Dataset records
* * * * *

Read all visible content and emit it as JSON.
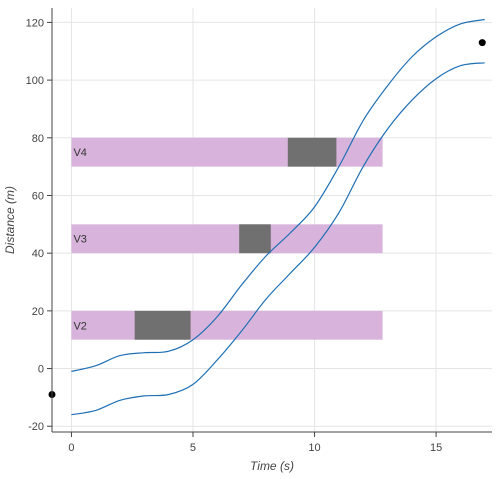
{
  "chart_data": {
    "type": "line",
    "xlabel": "Time (s)",
    "ylabel": "Distance (m)",
    "xlim": [
      -0.8,
      17.3
    ],
    "ylim": [
      -22,
      125
    ],
    "xticks": [
      0,
      5,
      10,
      15
    ],
    "yticks": [
      -20,
      0,
      20,
      40,
      60,
      80,
      100,
      120
    ],
    "grid": true,
    "colors": {
      "band": "#d8b4dc",
      "block": "#707070",
      "line": "#1f6fb4",
      "point": "#000000"
    },
    "bands": [
      {
        "label": "V2",
        "x0": 0,
        "x1": 12.8,
        "y0": 10,
        "y1": 20
      },
      {
        "label": "V3",
        "x0": 0,
        "x1": 12.8,
        "y0": 40,
        "y1": 50
      },
      {
        "label": "V4",
        "x0": 0,
        "x1": 12.8,
        "y0": 70,
        "y1": 80
      }
    ],
    "blocks": [
      {
        "x0": 2.6,
        "x1": 4.9,
        "y0": 10,
        "y1": 20
      },
      {
        "x0": 6.9,
        "x1": 8.2,
        "y0": 40,
        "y1": 50
      },
      {
        "x0": 8.9,
        "x1": 10.9,
        "y0": 70,
        "y1": 80
      }
    ],
    "series": [
      {
        "x": [
          0,
          1,
          2,
          3,
          4,
          5,
          6,
          7,
          8,
          9,
          10,
          11,
          12,
          13,
          14,
          15,
          16,
          17
        ],
        "y": [
          -1,
          1,
          4.5,
          5.5,
          6,
          10,
          18,
          29,
          39,
          47,
          56,
          70,
          86,
          98,
          108,
          115,
          119.5,
          121
        ]
      },
      {
        "x": [
          0,
          1,
          2,
          3,
          4,
          5,
          6,
          7,
          8,
          9,
          10,
          11,
          12,
          13,
          14,
          15,
          16,
          17
        ],
        "y": [
          -16,
          -14.5,
          -11,
          -9.5,
          -9,
          -5.5,
          3,
          13,
          24,
          33,
          42,
          54,
          70,
          83,
          93,
          100.5,
          105,
          106
        ]
      }
    ],
    "points": [
      {
        "x": -0.8,
        "y": -9
      },
      {
        "x": 16.9,
        "y": 113
      }
    ]
  }
}
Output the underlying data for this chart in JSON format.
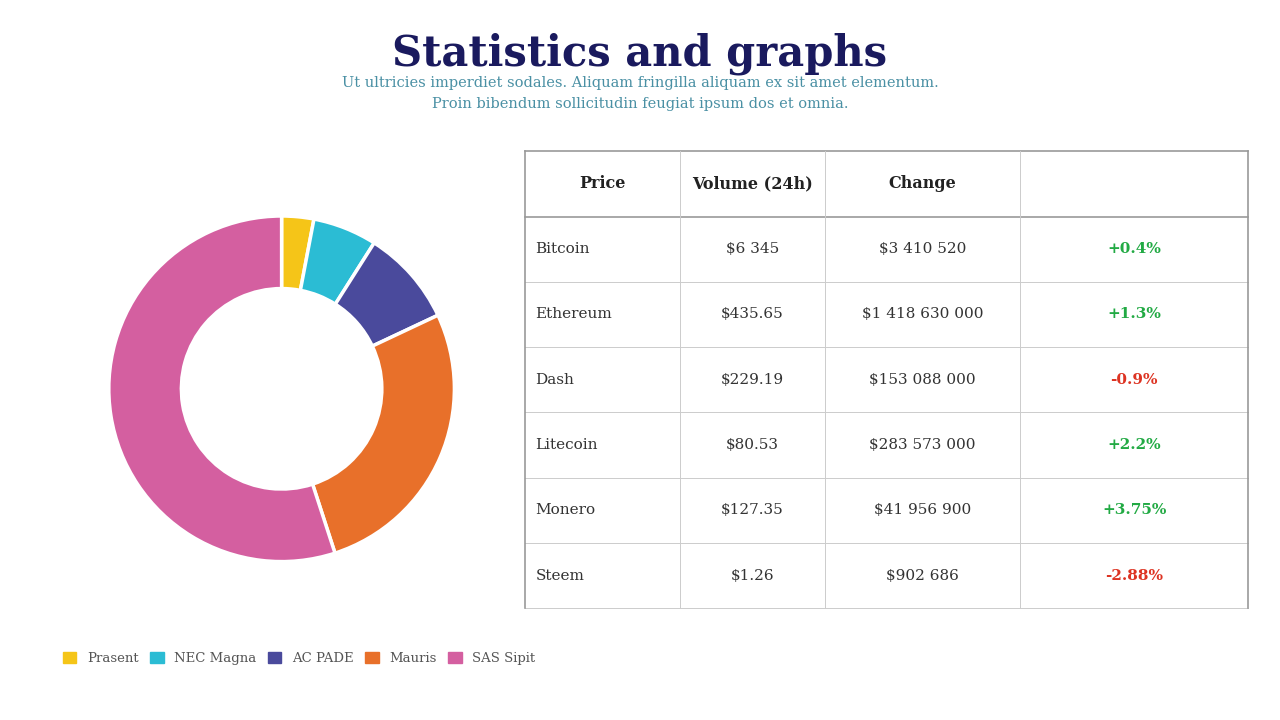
{
  "title": "Statistics and graphs",
  "subtitle_line1": "Ut ultricies imperdiet sodales. Aliquam fringilla aliquam ex sit amet elementum.",
  "subtitle_line2": "Proin bibendum sollicitudin feugiat ipsum dos et omnia.",
  "title_color": "#1a1a5e",
  "subtitle_color": "#4a90a4",
  "donut_segments": [
    {
      "label": "Prasent",
      "value": 3,
      "color": "#f5c518"
    },
    {
      "label": "NEC Magna",
      "value": 6,
      "color": "#2bbcd4"
    },
    {
      "label": "AC PADE",
      "value": 9,
      "color": "#4a4a9c"
    },
    {
      "label": "Mauris",
      "value": 27,
      "color": "#e8702a"
    },
    {
      "label": "SAS Sipit",
      "value": 55,
      "color": "#d45fa0"
    }
  ],
  "table_rows": [
    {
      "name": "Bitcoin",
      "price": "$6 345",
      "volume": "$3 410 520",
      "change": "+0.4%",
      "change_color": "#22aa44"
    },
    {
      "name": "Ethereum",
      "price": "$435.65",
      "volume": "$1 418 630 000",
      "change": "+1.3%",
      "change_color": "#22aa44"
    },
    {
      "name": "Dash",
      "price": "$229.19",
      "volume": "$153 088 000",
      "change": "-0.9%",
      "change_color": "#dd3322"
    },
    {
      "name": "Litecoin",
      "price": "$80.53",
      "volume": "$283 573 000",
      "change": "+2.2%",
      "change_color": "#22aa44"
    },
    {
      "name": "Monero",
      "price": "$127.35",
      "volume": "$41 956 900",
      "change": "+3.75%",
      "change_color": "#22aa44"
    },
    {
      "name": "Steem",
      "price": "$1.26",
      "volume": "$902 686",
      "change": "-2.88%",
      "change_color": "#dd3322"
    }
  ],
  "background_color": "#ffffff"
}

* * * * *

Given exercise
Set down every entry word for word, but omit the pictures.

Answer to this exercise
Read all visible content and emit it as JSON.
{
  "chart_data": {
    "type": "line",
    "xlabel": "Time (s)",
    "ylabel": "Distance (m)",
    "xlim": [
      -0.8,
      17.3
    ],
    "ylim": [
      -22,
      125
    ],
    "xticks": [
      0,
      5,
      10,
      15
    ],
    "yticks": [
      -20,
      0,
      20,
      40,
      60,
      80,
      100,
      120
    ],
    "grid": true,
    "colors": {
      "band": "#d8b4dc",
      "block": "#707070",
      "line": "#1f6fb4",
      "point": "#000000"
    },
    "bands": [
      {
        "label": "V2",
        "x0": 0,
        "x1": 12.8,
        "y0": 10,
        "y1": 20
      },
      {
        "label": "V3",
        "x0": 0,
        "x1": 12.8,
        "y0": 40,
        "y1": 50
      },
      {
        "label": "V4",
        "x0": 0,
        "x1": 12.8,
        "y0": 70,
        "y1": 80
      }
    ],
    "blocks": [
      {
        "x0": 2.6,
        "x1": 4.9,
        "y0": 10,
        "y1": 20
      },
      {
        "x0": 6.9,
        "x1": 8.2,
        "y0": 40,
        "y1": 50
      },
      {
        "x0": 8.9,
        "x1": 10.9,
        "y0": 70,
        "y1": 80
      }
    ],
    "series": [
      {
        "x": [
          0,
          1,
          2,
          3,
          4,
          5,
          6,
          7,
          8,
          9,
          10,
          11,
          12,
          13,
          14,
          15,
          16,
          17
        ],
        "y": [
          -1,
          1,
          4.5,
          5.5,
          6,
          10,
          18,
          29,
          39,
          47,
          56,
          70,
          86,
          98,
          108,
          115,
          119.5,
          121
        ]
      },
      {
        "x": [
          0,
          1,
          2,
          3,
          4,
          5,
          6,
          7,
          8,
          9,
          10,
          11,
          12,
          13,
          14,
          15,
          16,
          17
        ],
        "y": [
          -16,
          -14.5,
          -11,
          -9.5,
          -9,
          -5.5,
          3,
          13,
          24,
          33,
          42,
          54,
          70,
          83,
          93,
          100.5,
          105,
          106
        ]
      }
    ],
    "points": [
      {
        "x": -0.8,
        "y": -9
      },
      {
        "x": 16.9,
        "y": 113
      }
    ]
  }
}
Output the underlying data for this chart in JSON format.
{
  "title": "Statistics and graphs",
  "subtitle_line1": "Ut ultricies imperdiet sodales. Aliquam fringilla aliquam ex sit amet elementum.",
  "subtitle_line2": "Proin bibendum sollicitudin feugiat ipsum dos et omnia.",
  "title_color": "#1a1a5e",
  "subtitle_color": "#4a90a4",
  "donut_segments": [
    {
      "label": "Prasent",
      "value": 3,
      "color": "#f5c518"
    },
    {
      "label": "NEC Magna",
      "value": 6,
      "color": "#2bbcd4"
    },
    {
      "label": "AC PADE",
      "value": 9,
      "color": "#4a4a9c"
    },
    {
      "label": "Mauris",
      "value": 27,
      "color": "#e8702a"
    },
    {
      "label": "SAS Sipit",
      "value": 55,
      "color": "#d45fa0"
    }
  ],
  "table_rows": [
    {
      "name": "Bitcoin",
      "price": "$6 345",
      "volume": "$3 410 520",
      "change": "+0.4%",
      "change_color": "#22aa44"
    },
    {
      "name": "Ethereum",
      "price": "$435.65",
      "volume": "$1 418 630 000",
      "change": "+1.3%",
      "change_color": "#22aa44"
    },
    {
      "name": "Dash",
      "price": "$229.19",
      "volume": "$153 088 000",
      "change": "-0.9%",
      "change_color": "#dd3322"
    },
    {
      "name": "Litecoin",
      "price": "$80.53",
      "volume": "$283 573 000",
      "change": "+2.2%",
      "change_color": "#22aa44"
    },
    {
      "name": "Monero",
      "price": "$127.35",
      "volume": "$41 956 900",
      "change": "+3.75%",
      "change_color": "#22aa44"
    },
    {
      "name": "Steem",
      "price": "$1.26",
      "volume": "$902 686",
      "change": "-2.88%",
      "change_color": "#dd3322"
    }
  ],
  "background_color": "#ffffff"
}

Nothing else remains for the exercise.